Begin with the line that contains "Convert this document image to plain text." and transcribe each line after it, up to and including the last line of the listing below.

=== MATERIAL FOR THE TASK ===

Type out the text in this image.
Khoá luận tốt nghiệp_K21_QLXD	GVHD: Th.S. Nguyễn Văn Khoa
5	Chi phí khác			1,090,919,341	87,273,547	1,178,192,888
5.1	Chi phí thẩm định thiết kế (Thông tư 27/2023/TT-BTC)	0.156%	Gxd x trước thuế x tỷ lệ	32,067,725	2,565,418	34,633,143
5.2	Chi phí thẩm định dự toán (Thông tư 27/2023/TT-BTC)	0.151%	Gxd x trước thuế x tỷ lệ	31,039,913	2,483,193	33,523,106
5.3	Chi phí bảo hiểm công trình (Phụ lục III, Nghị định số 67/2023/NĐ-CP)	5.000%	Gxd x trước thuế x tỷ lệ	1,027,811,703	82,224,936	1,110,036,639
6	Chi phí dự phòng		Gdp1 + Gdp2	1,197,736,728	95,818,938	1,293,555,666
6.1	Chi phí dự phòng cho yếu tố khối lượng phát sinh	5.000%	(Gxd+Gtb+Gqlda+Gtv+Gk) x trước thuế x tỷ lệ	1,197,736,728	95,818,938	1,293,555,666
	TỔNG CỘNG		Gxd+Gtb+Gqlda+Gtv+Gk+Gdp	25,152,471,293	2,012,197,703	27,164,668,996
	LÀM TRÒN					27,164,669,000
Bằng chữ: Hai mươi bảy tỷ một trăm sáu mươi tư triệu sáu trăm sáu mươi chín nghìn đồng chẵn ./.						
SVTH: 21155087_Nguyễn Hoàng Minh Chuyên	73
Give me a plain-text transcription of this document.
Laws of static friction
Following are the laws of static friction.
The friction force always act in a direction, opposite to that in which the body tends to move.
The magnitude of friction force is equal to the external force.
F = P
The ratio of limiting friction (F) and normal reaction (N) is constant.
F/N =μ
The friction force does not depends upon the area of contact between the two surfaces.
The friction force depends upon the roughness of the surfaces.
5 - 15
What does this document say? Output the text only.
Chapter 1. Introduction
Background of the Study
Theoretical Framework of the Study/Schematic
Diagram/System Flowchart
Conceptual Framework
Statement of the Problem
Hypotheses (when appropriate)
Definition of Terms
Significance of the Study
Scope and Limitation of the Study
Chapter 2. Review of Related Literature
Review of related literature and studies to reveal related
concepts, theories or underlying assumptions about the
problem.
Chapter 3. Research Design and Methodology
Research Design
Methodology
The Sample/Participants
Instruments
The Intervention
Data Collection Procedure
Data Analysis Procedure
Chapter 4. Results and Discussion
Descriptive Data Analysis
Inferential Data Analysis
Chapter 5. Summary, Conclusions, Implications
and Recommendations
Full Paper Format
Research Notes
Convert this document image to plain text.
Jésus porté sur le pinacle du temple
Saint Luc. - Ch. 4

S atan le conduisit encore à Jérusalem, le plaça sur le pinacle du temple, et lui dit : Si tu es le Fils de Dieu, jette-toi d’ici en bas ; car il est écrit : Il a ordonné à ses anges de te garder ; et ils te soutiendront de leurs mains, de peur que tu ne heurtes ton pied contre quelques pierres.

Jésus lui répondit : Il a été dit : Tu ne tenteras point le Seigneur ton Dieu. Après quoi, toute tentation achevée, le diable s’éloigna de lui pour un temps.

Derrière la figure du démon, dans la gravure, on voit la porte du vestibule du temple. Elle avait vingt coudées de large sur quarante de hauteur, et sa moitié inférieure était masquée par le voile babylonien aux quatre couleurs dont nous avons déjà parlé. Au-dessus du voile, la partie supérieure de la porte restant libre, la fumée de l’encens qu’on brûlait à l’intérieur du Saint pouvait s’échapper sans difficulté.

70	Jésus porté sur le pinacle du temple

===

THE RESULT →
Convert this document image to plain text.
Jésus porté sur le pinacle du temple
Saint Luc. - Ch. 4

S atan le conduisit encore à Jérusalem, le plaça sur le pinacle du temple, et lui dit : Si tu es le Fils de Dieu, jette-toi d’ici en bas ; car il est écrit : Il a ordonné à ses anges de te garder ; et ils te soutiendront de leurs mains, de peur que tu ne heurtes ton pied contre quelques pierres.

Jésus lui répondit : Il a été dit : Tu ne tenteras point le Seigneur ton Dieu. Après quoi, toute tentation achevée, le diable s’éloigna de lui pour un temps.

Derrière la figure du démon, dans la gravure, on voit la porte du vestibule du temple. Elle avait vingt coudées de large sur quarante de hauteur, et sa moitié inférieure était masquée par le voile babylonien aux quatre couleurs dont nous avons déjà parlé. Au-dessus du voile, la partie supérieure de la porte restant libre, la fumée de l’encens qu’on brûlait à l’intérieur du Saint pouvait s’échapper sans difficulté.

70	Jésus porté sur le pinacle du temple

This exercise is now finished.